Extracted data:
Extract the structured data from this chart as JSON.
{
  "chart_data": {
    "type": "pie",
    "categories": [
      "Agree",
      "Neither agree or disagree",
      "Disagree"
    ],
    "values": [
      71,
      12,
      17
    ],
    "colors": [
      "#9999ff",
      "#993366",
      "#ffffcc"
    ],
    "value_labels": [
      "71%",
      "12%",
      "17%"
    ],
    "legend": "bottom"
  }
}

Work to be completed: Type out the entries again, word for word.

Written response:
Extract the structured data from this chart as JSON.
{
  "chart_data": {
    "type": "pie",
    "categories": [
      "Agree",
      "Neither agree or disagree",
      "Disagree"
    ],
    "values": [
      71,
      12,
      17
    ],
    "colors": [
      "#9999ff",
      "#993366",
      "#ffffcc"
    ],
    "value_labels": [
      "71%",
      "12%",
      "17%"
    ],
    "legend": "bottom"
  }
}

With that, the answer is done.